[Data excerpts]
########################################

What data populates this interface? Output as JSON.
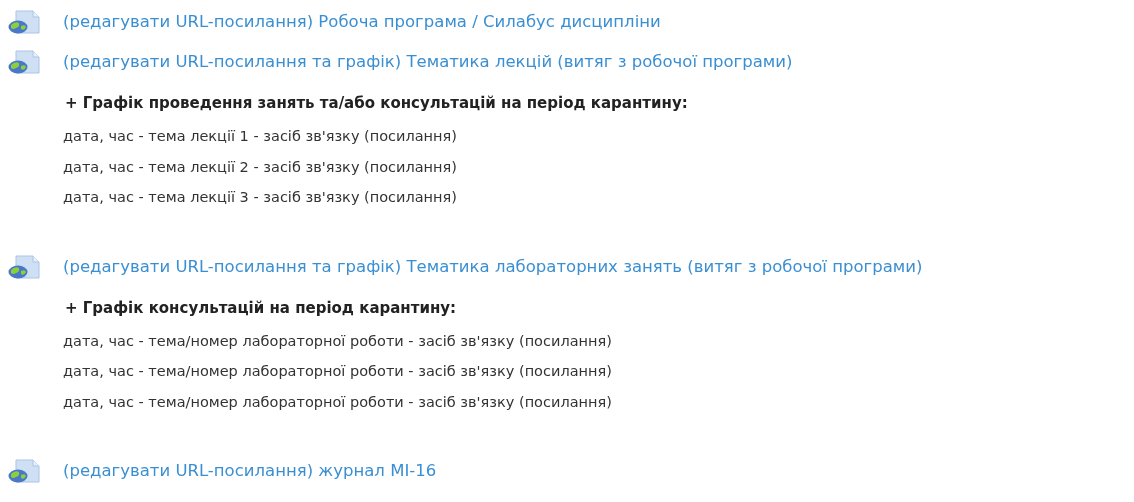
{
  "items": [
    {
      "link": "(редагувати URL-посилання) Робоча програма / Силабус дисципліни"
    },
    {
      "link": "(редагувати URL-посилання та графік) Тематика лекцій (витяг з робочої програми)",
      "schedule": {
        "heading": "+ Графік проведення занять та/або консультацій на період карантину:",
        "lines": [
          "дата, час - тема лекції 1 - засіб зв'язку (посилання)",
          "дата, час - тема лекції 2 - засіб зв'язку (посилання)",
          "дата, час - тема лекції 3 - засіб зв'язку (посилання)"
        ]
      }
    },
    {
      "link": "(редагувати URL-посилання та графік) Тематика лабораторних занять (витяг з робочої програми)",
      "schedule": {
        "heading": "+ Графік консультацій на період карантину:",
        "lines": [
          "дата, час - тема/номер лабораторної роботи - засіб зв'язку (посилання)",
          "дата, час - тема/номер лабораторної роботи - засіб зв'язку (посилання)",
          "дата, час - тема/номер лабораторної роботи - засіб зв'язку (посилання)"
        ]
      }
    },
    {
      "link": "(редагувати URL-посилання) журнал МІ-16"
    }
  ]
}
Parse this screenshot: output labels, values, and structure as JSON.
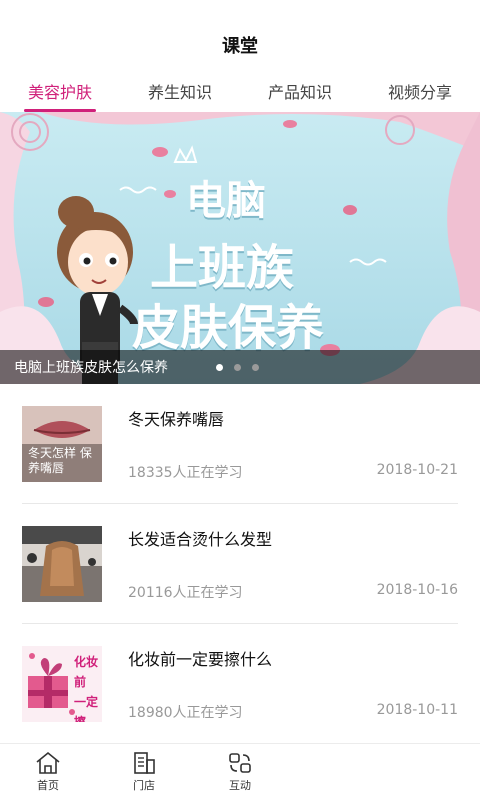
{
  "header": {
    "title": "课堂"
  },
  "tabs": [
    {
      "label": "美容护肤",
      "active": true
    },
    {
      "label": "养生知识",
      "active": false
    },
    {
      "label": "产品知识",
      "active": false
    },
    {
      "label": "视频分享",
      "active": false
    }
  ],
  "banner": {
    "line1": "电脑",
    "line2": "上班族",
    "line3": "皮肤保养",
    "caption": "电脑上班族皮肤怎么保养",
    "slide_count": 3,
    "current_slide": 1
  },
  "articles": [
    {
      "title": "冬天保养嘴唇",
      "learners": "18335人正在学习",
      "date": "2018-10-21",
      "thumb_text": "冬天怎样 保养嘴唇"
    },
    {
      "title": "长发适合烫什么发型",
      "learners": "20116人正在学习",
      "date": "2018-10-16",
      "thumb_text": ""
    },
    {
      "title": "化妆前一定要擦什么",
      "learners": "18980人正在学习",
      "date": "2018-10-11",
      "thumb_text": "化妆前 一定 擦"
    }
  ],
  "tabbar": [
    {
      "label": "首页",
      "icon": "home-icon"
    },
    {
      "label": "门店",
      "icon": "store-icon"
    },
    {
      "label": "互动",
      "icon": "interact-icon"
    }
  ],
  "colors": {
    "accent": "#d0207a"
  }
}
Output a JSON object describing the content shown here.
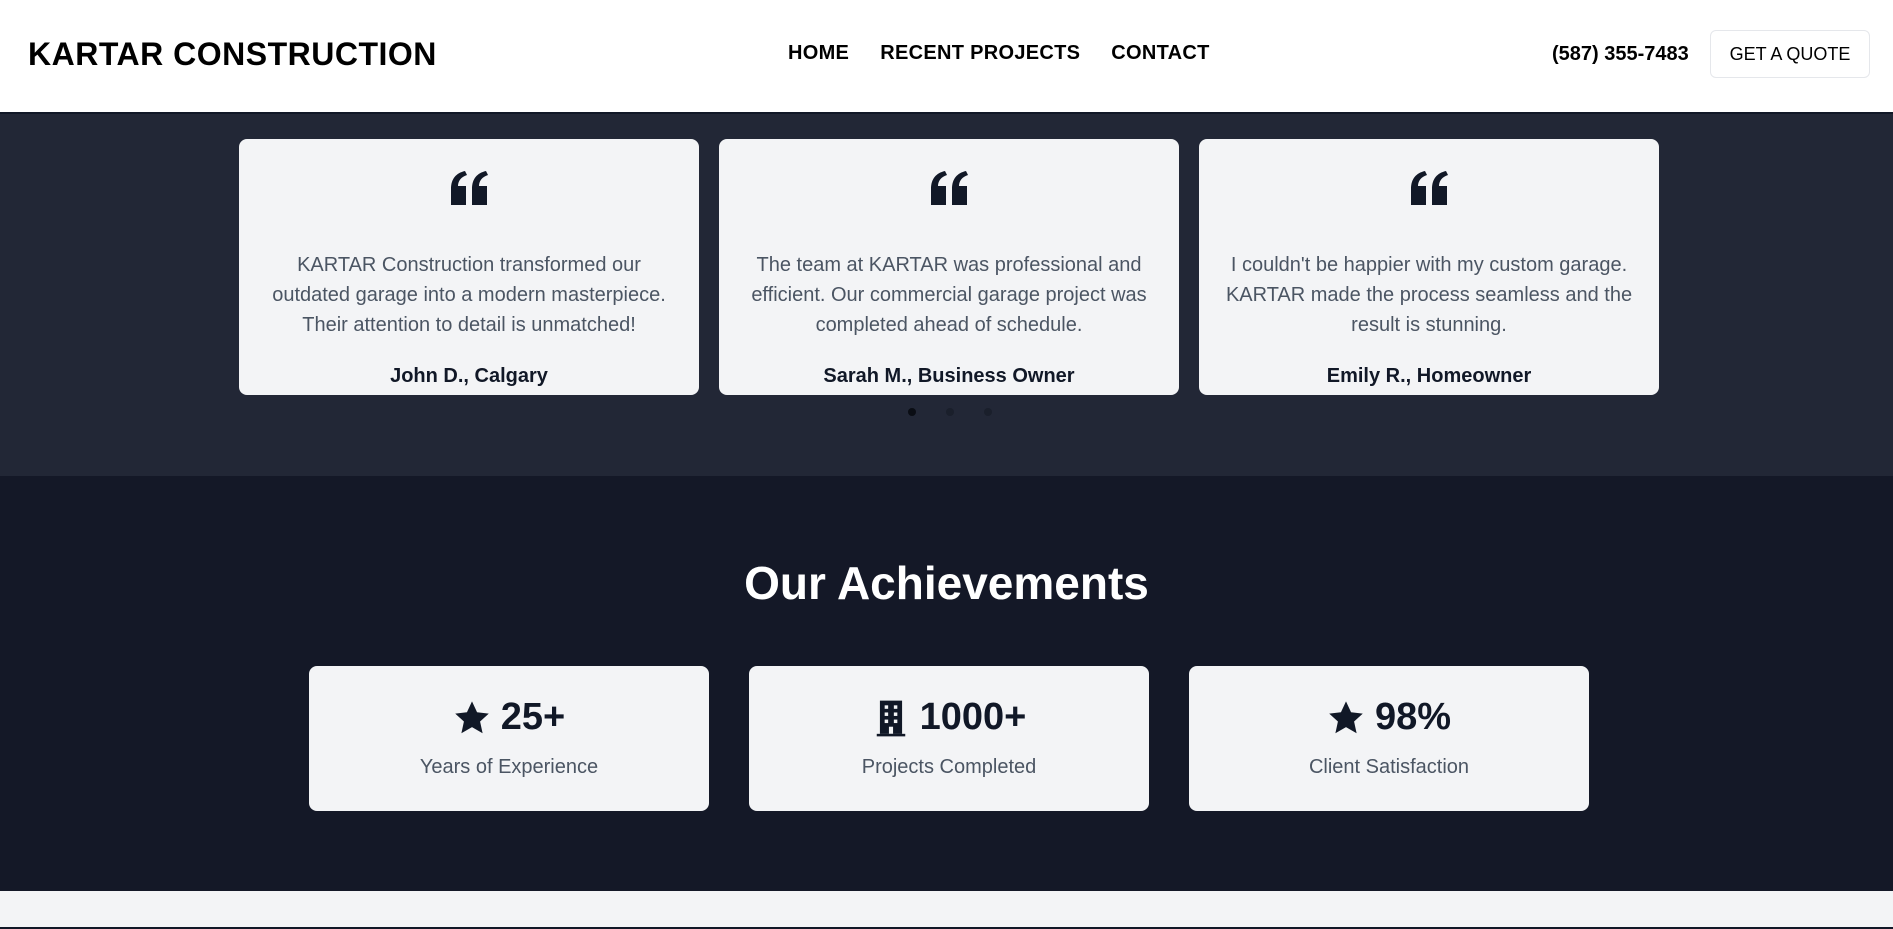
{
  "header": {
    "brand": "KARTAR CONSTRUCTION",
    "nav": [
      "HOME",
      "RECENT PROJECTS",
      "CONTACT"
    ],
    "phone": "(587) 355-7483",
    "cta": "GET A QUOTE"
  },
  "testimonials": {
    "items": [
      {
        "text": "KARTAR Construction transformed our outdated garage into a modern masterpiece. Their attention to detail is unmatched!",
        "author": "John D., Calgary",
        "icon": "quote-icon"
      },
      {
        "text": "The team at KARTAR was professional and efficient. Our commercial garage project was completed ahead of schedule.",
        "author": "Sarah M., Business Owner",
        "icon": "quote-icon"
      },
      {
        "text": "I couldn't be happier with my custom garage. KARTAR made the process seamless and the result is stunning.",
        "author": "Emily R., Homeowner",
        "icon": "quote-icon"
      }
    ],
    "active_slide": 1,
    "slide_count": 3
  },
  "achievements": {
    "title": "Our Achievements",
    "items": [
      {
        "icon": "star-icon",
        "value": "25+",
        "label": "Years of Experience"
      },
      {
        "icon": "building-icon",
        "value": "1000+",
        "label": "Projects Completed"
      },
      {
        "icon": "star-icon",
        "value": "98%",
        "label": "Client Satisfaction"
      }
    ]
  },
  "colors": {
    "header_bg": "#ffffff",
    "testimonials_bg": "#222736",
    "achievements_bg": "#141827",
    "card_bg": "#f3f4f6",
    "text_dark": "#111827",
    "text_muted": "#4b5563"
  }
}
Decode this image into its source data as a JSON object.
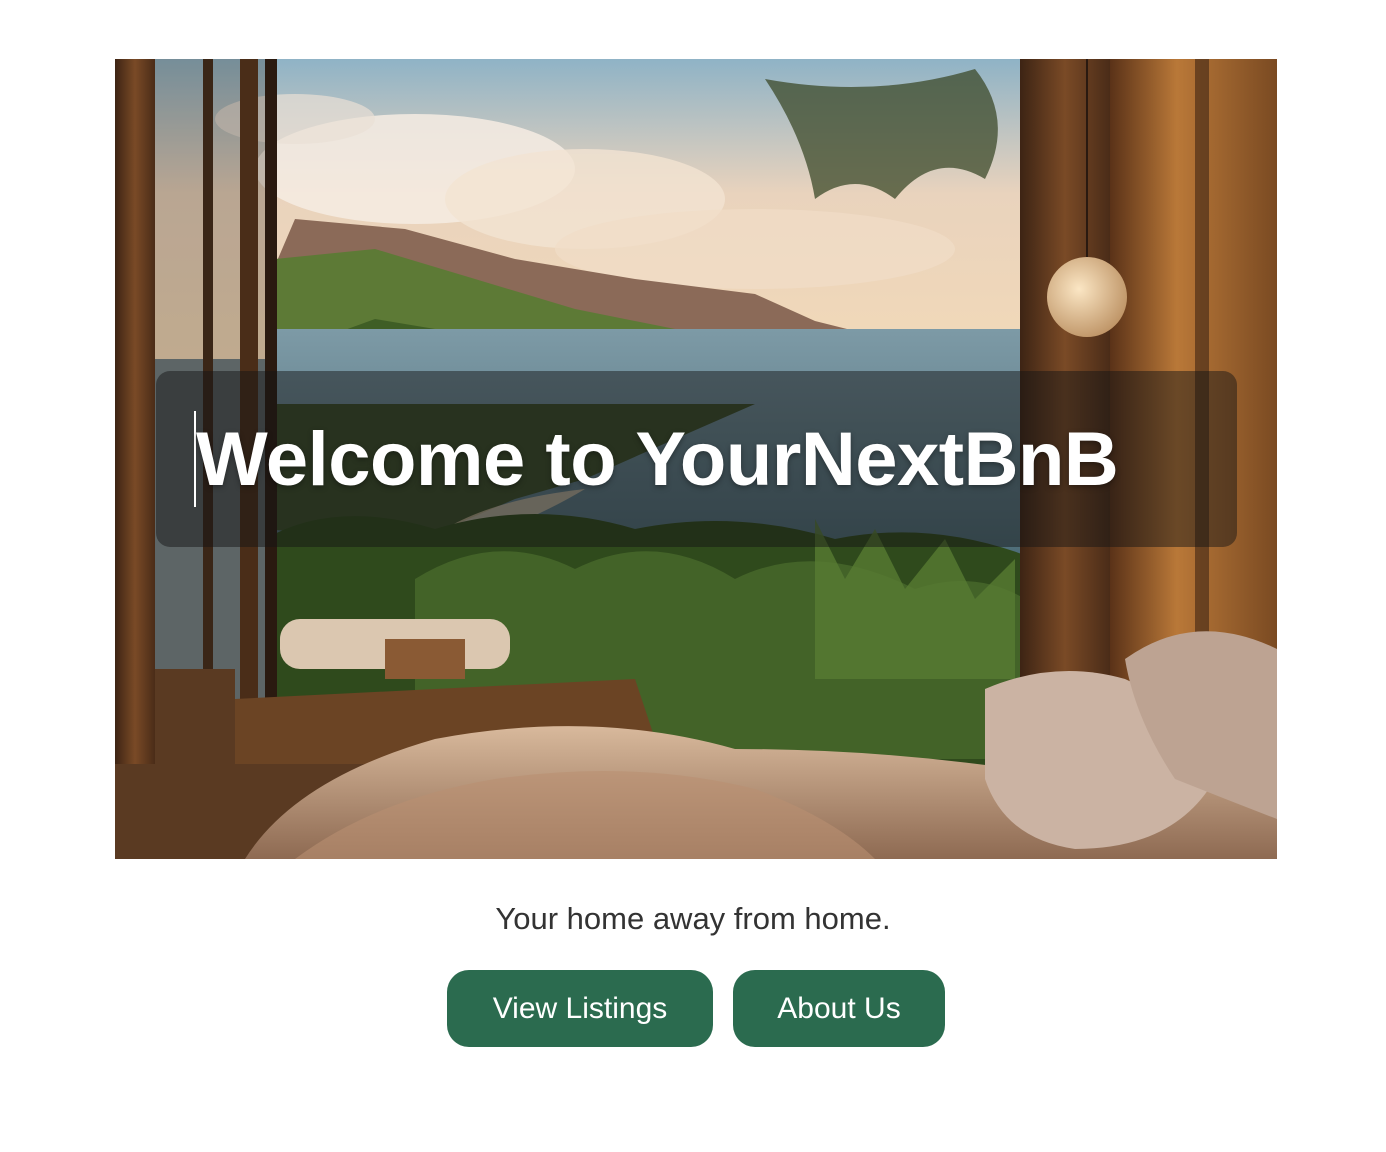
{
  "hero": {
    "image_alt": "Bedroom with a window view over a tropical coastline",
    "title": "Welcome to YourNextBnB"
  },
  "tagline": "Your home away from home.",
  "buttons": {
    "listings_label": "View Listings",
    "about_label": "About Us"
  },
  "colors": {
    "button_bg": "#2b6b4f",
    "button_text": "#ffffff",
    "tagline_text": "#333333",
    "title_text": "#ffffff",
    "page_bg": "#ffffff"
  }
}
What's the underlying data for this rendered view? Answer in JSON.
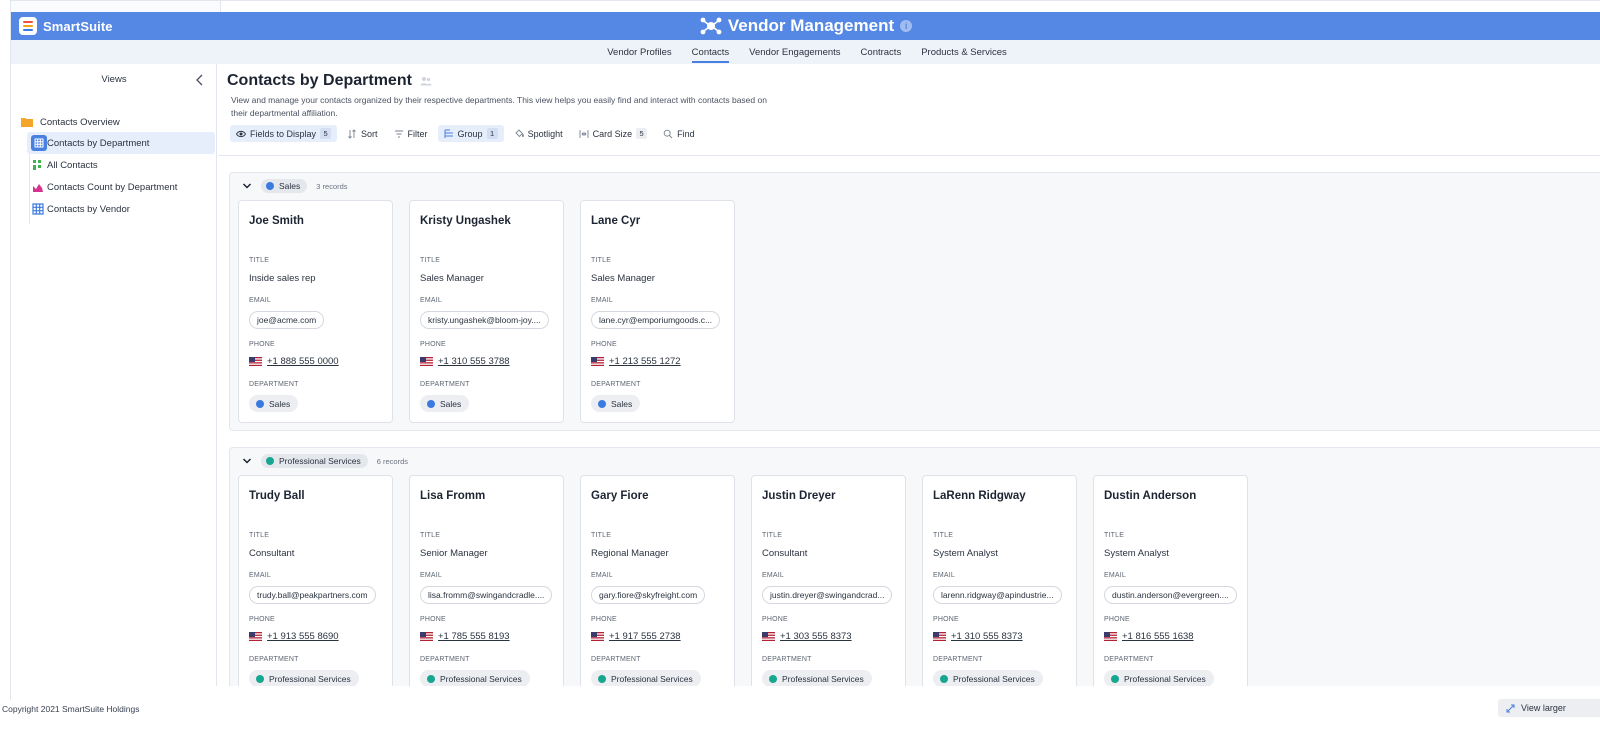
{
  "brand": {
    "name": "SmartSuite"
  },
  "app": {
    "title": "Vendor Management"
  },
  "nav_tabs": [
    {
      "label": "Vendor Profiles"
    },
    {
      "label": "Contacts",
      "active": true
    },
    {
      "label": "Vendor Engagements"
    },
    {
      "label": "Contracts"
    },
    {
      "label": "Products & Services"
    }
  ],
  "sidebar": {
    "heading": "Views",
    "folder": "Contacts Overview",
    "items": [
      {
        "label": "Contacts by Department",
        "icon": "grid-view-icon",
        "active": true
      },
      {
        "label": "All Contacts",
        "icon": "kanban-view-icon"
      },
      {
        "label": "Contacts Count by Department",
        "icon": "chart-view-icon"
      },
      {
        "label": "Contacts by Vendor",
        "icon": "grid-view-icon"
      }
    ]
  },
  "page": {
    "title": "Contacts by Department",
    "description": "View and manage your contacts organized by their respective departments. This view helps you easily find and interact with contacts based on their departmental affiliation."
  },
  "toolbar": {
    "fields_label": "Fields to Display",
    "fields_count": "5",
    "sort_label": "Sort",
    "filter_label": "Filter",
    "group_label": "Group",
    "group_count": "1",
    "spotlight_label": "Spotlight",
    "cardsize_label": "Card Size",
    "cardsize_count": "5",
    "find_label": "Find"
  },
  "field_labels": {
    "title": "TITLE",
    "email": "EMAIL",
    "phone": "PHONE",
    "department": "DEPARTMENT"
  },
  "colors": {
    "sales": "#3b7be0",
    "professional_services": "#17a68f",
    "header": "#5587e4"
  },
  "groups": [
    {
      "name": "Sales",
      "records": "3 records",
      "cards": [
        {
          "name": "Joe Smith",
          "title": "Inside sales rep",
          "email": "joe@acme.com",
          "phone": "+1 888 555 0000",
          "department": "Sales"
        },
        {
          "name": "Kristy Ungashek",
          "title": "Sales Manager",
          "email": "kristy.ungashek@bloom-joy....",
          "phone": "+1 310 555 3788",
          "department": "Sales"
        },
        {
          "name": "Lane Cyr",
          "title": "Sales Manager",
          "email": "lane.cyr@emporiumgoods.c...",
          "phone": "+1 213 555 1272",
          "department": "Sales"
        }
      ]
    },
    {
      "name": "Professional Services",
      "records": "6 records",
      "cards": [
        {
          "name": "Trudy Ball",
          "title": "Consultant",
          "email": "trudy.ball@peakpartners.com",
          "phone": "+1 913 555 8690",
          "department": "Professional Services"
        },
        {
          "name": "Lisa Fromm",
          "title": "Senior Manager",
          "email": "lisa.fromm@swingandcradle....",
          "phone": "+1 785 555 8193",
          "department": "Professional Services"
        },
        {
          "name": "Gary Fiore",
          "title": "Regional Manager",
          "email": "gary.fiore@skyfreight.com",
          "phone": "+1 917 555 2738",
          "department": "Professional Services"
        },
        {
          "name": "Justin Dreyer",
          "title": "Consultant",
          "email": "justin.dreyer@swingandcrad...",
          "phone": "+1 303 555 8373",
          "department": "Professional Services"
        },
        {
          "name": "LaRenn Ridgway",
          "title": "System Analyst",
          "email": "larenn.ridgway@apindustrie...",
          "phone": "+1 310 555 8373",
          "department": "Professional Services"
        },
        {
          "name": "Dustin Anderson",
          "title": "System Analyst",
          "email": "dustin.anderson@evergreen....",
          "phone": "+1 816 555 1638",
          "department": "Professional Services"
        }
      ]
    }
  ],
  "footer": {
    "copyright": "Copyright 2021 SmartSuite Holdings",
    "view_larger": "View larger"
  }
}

########################################

* **What to work on**:
From the entries above, copy each line holding "heading".

* **Task response**:
        "heading": "+ Графік проведення занять та/або консультацій на період карантину:",
        "heading": "+ Графік консультацій на період карантину:",
    "heading": "Views",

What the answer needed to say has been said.